▶ _Instruction_
Give only the number of lines where "JSON" occurs.

Data records
-------
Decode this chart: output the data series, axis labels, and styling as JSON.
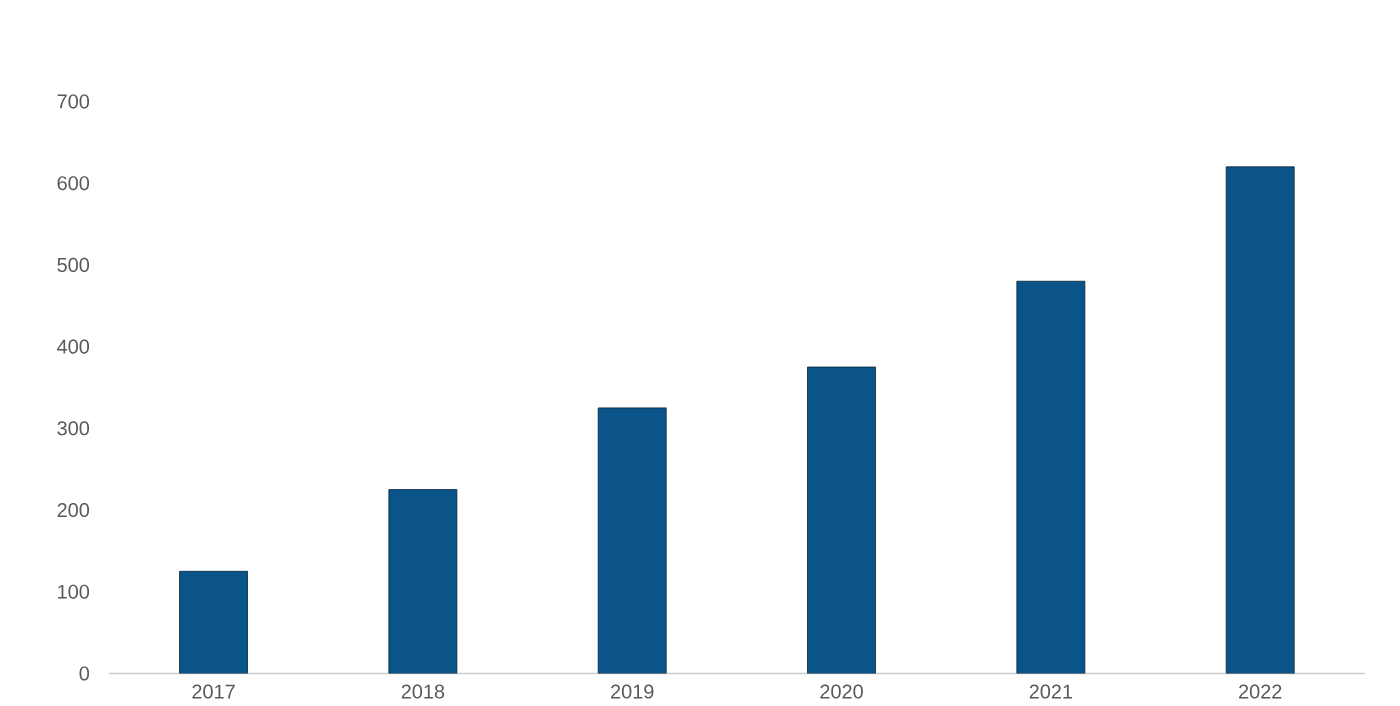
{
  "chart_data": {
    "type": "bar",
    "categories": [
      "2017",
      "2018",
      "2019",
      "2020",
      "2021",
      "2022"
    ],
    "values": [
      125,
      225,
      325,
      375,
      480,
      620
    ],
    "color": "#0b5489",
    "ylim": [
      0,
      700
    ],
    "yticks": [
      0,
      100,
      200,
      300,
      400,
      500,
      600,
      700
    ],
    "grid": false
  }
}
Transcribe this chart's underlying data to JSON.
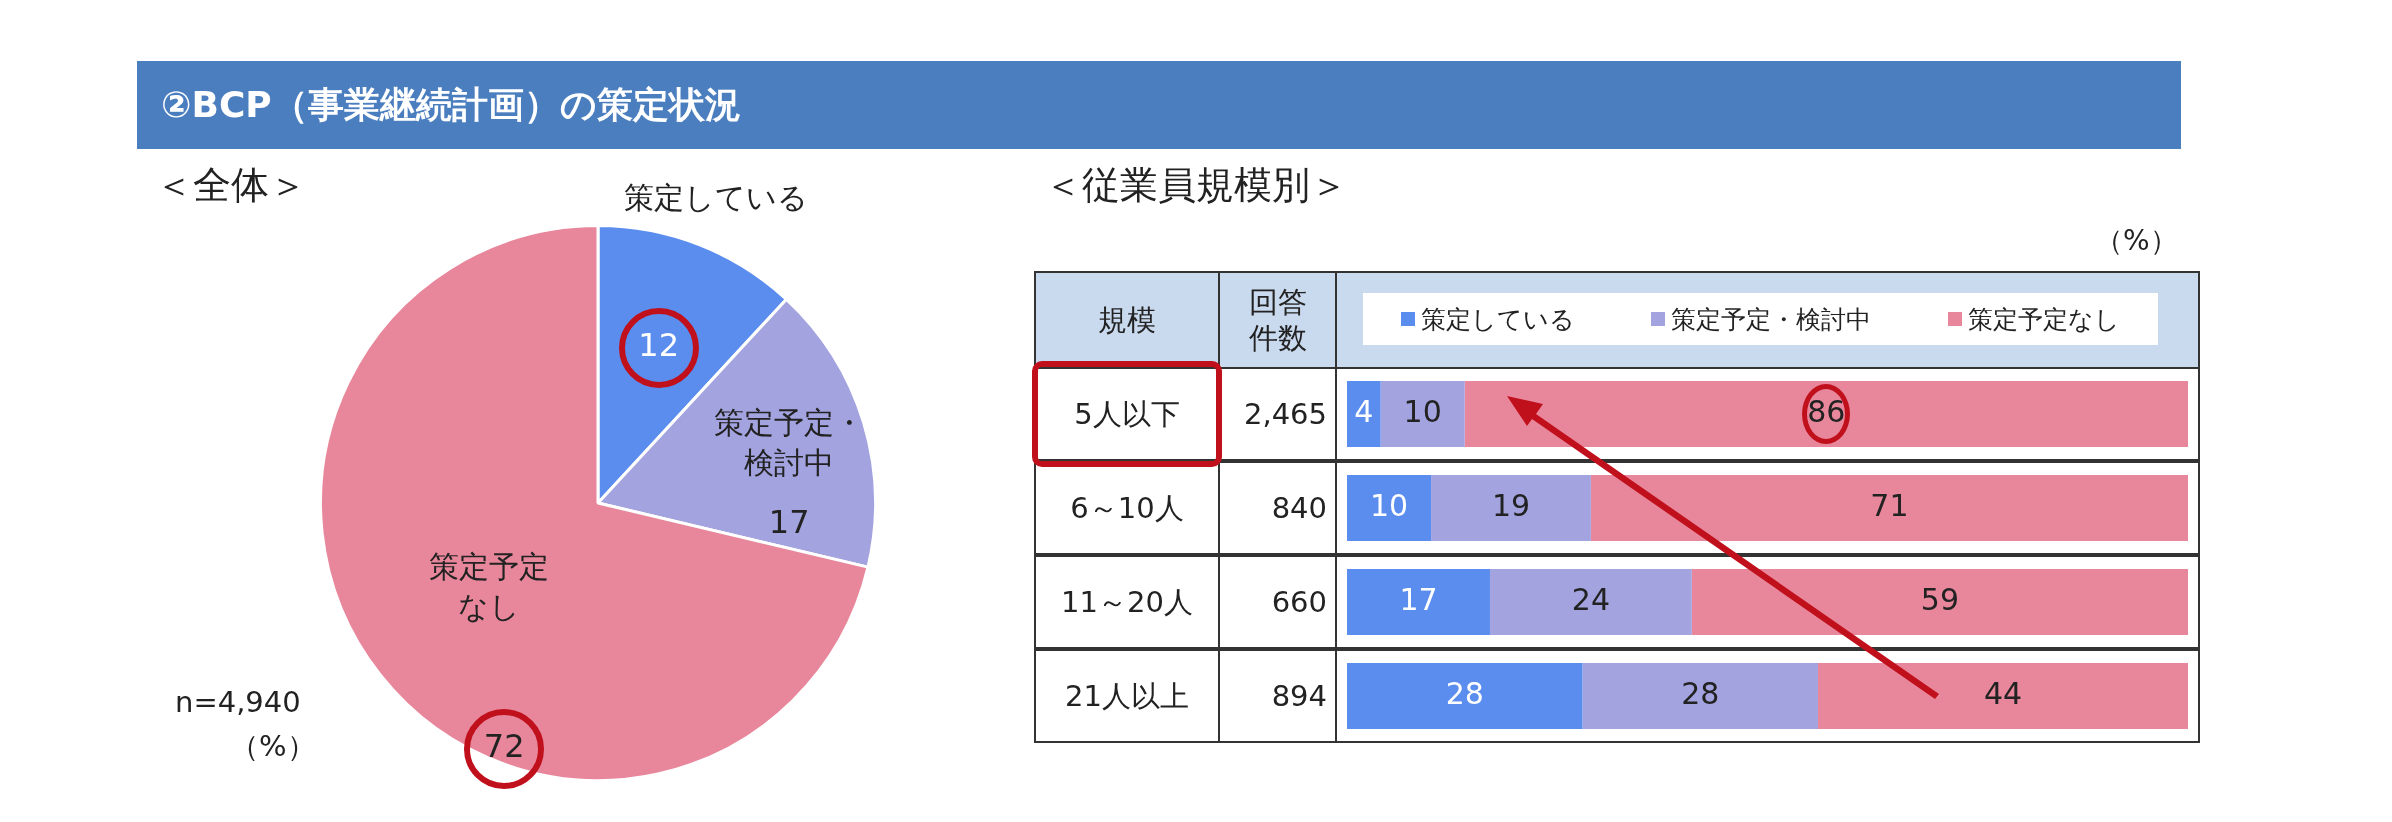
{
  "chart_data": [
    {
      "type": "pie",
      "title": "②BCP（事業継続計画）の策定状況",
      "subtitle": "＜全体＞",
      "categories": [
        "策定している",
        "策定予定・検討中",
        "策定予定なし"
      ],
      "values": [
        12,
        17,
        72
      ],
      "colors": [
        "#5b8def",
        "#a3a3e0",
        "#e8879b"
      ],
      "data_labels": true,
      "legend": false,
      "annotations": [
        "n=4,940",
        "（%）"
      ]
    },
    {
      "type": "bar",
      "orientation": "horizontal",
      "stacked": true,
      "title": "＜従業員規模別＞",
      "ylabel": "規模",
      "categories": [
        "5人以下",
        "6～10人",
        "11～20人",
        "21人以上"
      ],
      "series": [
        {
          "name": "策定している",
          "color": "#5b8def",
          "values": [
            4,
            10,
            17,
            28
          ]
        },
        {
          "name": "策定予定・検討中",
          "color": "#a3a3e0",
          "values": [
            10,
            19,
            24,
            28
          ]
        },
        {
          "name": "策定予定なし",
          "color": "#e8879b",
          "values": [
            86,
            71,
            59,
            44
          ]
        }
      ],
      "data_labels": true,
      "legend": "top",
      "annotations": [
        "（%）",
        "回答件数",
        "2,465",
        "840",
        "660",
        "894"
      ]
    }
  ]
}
-------
▶ _Exercise solution_
2